*Directive:*
Write out these records again line for line, with nothing changed except that the pictures are left out.

++++ Material shown ++++

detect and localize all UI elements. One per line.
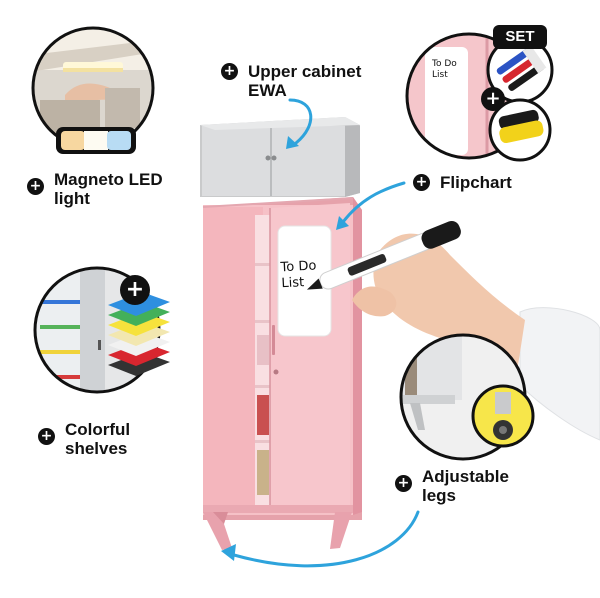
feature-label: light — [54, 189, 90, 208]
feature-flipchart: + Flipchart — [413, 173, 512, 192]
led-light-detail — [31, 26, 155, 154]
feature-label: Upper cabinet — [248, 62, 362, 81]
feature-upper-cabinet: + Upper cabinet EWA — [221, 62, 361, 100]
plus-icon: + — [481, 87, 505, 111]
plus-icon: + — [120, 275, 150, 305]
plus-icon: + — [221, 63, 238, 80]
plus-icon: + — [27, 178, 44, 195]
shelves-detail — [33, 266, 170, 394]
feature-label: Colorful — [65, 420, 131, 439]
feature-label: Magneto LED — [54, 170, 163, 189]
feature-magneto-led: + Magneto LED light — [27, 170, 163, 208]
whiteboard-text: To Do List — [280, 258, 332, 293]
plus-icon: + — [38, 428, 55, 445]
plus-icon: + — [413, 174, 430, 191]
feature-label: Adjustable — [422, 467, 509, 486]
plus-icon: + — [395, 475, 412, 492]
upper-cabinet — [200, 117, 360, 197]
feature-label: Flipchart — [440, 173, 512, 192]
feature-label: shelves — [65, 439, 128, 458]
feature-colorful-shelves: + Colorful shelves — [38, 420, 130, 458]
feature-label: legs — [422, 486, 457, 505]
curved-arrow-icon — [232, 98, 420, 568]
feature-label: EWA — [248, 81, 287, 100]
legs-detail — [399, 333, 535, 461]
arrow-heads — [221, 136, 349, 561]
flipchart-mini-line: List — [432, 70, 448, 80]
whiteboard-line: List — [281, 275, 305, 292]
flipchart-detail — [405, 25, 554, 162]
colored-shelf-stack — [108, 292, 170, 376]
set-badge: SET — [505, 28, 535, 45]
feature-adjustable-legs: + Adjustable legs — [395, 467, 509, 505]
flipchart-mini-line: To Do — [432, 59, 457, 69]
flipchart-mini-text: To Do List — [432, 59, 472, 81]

++++

*Finished task:*
detect and localize all UI elements. One per line.
feature-label: light — [54, 189, 90, 208]
feature-flipchart: + Flipchart — [413, 173, 512, 192]
led-light-detail — [31, 26, 155, 154]
feature-label: Upper cabinet — [248, 62, 362, 81]
feature-upper-cabinet: + Upper cabinet EWA — [221, 62, 361, 100]
plus-icon: + — [481, 87, 505, 111]
plus-icon: + — [120, 275, 150, 305]
plus-icon: + — [221, 63, 238, 80]
plus-icon: + — [27, 178, 44, 195]
shelves-detail — [33, 266, 170, 394]
feature-label: Colorful — [65, 420, 131, 439]
feature-label: Magneto LED — [54, 170, 163, 189]
feature-magneto-led: + Magneto LED light — [27, 170, 163, 208]
whiteboard-text: To Do List — [280, 258, 332, 293]
plus-icon: + — [38, 428, 55, 445]
plus-icon: + — [413, 174, 430, 191]
feature-label: Adjustable — [422, 467, 509, 486]
plus-icon: + — [395, 475, 412, 492]
upper-cabinet — [200, 117, 360, 197]
feature-label: Flipchart — [440, 173, 512, 192]
feature-label: shelves — [65, 439, 128, 458]
feature-colorful-shelves: + Colorful shelves — [38, 420, 130, 458]
feature-label: legs — [422, 486, 457, 505]
curved-arrow-icon — [232, 98, 420, 568]
feature-label: EWA — [248, 81, 287, 100]
legs-detail — [399, 333, 535, 461]
arrow-heads — [221, 136, 349, 561]
flipchart-mini-line: List — [432, 70, 448, 80]
whiteboard-line: List — [281, 275, 305, 292]
flipchart-detail — [405, 25, 554, 162]
colored-shelf-stack — [108, 292, 170, 376]
set-badge: SET — [505, 28, 535, 45]
feature-adjustable-legs: + Adjustable legs — [395, 467, 509, 505]
flipchart-mini-line: To Do — [432, 59, 457, 69]
flipchart-mini-text: To Do List — [432, 59, 472, 81]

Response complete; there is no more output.